▶ **EXERCISE INSTRUCTIONS**: Copy each line below without leaving any out.

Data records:
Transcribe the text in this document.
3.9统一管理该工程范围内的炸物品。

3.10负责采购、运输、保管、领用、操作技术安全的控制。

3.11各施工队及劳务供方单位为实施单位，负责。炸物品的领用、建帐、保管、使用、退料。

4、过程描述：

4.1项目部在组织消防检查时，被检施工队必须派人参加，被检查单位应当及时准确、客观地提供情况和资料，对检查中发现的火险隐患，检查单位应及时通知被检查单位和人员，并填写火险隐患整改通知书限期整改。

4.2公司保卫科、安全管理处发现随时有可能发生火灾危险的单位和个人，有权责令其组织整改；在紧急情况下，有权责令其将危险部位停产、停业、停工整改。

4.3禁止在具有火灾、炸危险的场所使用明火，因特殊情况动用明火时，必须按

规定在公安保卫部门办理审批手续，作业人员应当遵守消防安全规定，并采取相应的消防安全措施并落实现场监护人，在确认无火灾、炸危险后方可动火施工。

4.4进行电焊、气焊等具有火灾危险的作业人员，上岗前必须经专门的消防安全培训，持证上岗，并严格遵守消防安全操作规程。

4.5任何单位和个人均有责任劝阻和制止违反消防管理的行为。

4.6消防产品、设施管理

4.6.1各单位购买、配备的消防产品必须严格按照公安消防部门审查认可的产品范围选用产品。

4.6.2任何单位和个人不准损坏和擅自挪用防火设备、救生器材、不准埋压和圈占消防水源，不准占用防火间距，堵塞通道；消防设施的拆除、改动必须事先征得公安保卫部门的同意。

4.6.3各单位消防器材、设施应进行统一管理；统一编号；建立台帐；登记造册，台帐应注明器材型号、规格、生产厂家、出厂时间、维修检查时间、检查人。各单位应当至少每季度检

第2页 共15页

▶ **THE ANSWER**:
Transcribe the text in this document.
3.9统一管理该工程范围内的炸物品。

3.10负责采购、运输、保管、领用、操作技术安全的控制。

3.11各施工队及劳务供方单位为实施单位，负责。炸物品的领用、建帐、保管、使用、退料。

4、过程描述：

4.1项目部在组织消防检查时，被检施工队必须派人参加，被检查单位应当及时准确、客观地提供情况和资料，对检查中发现的火险隐患，检查单位应及时通知被检查单位和人员，并填写火险隐患整改通知书限期整改。

4.2公司保卫科、安全管理处发现随时有可能发生火灾危险的单位和个人，有权责令其组织整改；在紧急情况下，有权责令其将危险部位停产、停业、停工整改。

4.3禁止在具有火灾、炸危险的场所使用明火，因特殊情况动用明火时，必须按

规定在公安保卫部门办理审批手续，作业人员应当遵守消防安全规定，并采取相应的消防安全措施并落实现场监护人，在确认无火灾、炸危险后方可动火施工。

4.4进行电焊、气焊等具有火灾危险的作业人员，上岗前必须经专门的消防安全培训，持证上岗，并严格遵守消防安全操作规程。

4.5任何单位和个人均有责任劝阻和制止违反消防管理的行为。

4.6消防产品、设施管理

4.6.1各单位购买、配备的消防产品必须严格按照公安消防部门审查认可的产品范围选用产品。

4.6.2任何单位和个人不准损坏和擅自挪用防火设备、救生器材、不准埋压和圈占消防水源，不准占用防火间距，堵塞通道；消防设施的拆除、改动必须事先征得公安保卫部门的同意。

4.6.3各单位消防器材、设施应进行统一管理；统一编号；建立台帐；登记造册，台帐应注明器材型号、规格、生产厂家、出厂时间、维修检查时间、检查人。各单位应当至少每季度检

第2页 共15页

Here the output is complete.